**TASK OBJECTIVE**
Only a number is wanted: how many lines in these records contain the word "block"?

**DATA RECORDS**
********
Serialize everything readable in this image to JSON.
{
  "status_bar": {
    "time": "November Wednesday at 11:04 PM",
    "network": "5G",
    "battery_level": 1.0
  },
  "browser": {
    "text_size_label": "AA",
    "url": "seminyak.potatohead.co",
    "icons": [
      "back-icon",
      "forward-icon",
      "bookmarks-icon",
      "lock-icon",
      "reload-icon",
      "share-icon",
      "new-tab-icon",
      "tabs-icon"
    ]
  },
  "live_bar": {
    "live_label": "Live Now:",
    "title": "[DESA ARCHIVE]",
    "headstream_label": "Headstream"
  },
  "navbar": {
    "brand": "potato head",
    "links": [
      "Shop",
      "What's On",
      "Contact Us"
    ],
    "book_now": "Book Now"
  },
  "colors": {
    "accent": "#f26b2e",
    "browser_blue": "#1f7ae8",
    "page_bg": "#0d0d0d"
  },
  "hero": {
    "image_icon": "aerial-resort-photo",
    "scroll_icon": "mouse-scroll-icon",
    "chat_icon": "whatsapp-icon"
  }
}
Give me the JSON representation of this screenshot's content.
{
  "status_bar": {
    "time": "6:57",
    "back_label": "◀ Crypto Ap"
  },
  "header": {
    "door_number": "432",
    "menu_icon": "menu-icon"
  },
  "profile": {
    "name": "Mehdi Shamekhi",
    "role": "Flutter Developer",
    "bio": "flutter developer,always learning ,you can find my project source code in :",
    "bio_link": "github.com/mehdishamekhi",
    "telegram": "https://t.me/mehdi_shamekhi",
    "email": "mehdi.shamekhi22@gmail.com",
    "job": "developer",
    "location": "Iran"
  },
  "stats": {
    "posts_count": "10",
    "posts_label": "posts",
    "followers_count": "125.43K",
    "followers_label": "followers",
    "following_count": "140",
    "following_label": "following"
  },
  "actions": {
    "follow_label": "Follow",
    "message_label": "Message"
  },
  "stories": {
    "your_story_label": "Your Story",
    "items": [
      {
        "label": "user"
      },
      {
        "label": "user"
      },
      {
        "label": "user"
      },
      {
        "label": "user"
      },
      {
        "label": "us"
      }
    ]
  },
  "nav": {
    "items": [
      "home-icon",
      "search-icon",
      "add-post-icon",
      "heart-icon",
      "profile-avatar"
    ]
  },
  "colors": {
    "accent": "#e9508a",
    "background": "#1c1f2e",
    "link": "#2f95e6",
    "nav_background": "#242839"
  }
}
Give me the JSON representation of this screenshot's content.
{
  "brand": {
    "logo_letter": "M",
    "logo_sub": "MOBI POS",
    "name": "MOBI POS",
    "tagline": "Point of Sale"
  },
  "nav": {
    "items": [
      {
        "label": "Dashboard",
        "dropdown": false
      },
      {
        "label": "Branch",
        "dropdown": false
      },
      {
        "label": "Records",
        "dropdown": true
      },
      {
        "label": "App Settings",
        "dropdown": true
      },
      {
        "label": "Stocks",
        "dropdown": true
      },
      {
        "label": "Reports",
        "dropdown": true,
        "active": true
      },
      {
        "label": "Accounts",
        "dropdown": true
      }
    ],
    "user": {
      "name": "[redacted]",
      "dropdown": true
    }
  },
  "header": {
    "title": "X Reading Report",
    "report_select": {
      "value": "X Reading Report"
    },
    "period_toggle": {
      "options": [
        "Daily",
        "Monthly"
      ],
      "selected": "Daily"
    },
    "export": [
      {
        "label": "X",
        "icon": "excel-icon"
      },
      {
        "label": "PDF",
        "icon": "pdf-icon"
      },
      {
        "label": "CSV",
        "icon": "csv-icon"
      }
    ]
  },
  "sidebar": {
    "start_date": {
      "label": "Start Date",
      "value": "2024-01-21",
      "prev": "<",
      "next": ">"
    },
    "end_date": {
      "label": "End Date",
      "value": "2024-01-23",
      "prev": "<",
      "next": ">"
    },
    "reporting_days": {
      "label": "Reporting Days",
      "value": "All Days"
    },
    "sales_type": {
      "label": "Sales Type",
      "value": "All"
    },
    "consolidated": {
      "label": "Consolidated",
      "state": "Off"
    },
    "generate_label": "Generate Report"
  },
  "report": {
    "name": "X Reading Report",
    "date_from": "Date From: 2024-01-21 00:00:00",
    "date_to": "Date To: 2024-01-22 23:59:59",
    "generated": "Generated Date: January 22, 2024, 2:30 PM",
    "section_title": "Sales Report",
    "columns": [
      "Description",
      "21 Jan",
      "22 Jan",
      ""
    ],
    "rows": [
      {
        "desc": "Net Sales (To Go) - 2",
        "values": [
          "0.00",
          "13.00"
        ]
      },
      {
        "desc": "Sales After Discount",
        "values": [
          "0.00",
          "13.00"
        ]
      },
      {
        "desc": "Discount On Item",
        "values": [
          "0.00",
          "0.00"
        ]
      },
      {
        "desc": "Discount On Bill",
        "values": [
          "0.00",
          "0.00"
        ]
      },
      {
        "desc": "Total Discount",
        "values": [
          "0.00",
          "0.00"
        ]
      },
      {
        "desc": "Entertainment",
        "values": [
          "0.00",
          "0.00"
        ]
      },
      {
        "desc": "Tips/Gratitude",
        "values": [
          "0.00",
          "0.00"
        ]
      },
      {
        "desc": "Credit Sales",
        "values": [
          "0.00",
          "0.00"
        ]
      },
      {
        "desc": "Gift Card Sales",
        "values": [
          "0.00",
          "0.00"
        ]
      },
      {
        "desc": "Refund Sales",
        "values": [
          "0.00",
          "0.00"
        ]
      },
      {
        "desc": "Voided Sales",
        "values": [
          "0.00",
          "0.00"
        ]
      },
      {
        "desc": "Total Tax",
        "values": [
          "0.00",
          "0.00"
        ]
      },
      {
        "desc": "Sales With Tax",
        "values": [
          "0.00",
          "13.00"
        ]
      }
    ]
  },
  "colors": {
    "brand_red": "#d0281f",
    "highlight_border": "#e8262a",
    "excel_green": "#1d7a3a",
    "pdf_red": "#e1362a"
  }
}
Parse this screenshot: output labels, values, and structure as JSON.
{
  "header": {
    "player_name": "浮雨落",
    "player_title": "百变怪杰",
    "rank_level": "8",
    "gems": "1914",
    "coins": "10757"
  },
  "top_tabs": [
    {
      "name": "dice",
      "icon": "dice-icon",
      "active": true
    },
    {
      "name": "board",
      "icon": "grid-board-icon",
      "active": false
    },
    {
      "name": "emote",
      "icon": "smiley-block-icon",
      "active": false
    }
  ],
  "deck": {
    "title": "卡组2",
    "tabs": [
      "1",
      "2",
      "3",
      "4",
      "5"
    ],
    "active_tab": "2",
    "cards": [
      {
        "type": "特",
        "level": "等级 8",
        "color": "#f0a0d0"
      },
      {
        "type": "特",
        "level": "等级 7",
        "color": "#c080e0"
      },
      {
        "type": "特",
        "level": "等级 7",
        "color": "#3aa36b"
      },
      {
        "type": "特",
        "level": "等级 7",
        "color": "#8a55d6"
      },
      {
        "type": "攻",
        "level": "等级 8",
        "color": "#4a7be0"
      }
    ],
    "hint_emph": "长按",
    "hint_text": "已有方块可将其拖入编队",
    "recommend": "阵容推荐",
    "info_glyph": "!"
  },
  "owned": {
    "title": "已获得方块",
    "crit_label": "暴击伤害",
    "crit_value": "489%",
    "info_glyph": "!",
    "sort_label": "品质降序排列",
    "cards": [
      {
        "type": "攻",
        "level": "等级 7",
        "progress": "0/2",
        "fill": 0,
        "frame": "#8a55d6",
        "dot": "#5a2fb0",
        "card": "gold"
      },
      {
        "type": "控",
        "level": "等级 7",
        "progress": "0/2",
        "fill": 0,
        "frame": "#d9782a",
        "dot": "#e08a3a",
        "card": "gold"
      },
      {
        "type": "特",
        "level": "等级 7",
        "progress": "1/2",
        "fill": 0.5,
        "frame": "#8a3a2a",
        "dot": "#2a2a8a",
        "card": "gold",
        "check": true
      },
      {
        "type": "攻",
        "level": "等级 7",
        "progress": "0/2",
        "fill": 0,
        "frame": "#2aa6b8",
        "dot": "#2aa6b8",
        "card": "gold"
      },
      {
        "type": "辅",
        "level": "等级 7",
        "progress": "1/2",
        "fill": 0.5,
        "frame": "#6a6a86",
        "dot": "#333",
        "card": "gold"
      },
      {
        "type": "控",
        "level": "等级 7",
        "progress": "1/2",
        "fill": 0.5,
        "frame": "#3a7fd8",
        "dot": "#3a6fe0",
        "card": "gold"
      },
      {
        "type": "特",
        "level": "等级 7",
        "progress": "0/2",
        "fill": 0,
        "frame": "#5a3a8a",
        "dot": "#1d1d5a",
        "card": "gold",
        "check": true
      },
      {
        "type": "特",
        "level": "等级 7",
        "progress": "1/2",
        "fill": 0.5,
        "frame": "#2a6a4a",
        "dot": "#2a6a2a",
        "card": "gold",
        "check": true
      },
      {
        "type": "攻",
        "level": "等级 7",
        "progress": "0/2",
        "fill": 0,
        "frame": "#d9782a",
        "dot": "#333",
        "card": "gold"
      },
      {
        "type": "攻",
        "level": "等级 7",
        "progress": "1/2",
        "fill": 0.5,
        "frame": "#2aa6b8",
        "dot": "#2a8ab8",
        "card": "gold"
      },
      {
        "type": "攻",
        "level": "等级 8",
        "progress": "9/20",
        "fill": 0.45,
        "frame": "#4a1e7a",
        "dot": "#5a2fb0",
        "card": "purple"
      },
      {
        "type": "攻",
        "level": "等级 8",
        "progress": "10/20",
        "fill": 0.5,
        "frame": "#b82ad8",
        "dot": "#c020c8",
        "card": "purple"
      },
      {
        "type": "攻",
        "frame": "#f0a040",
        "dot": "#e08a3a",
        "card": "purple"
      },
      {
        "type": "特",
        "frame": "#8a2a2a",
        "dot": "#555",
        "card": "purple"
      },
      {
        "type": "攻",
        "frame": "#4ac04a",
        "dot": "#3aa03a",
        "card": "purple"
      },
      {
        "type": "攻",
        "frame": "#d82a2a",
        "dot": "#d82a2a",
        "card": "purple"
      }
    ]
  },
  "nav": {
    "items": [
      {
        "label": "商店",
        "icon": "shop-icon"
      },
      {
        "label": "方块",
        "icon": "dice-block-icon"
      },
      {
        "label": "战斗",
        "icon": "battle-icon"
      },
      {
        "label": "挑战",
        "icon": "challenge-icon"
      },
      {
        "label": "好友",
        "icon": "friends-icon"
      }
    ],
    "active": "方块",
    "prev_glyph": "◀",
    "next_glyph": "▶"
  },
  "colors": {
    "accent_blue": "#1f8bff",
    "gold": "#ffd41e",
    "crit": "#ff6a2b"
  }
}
********
**PROBLEM SOLUTION**
2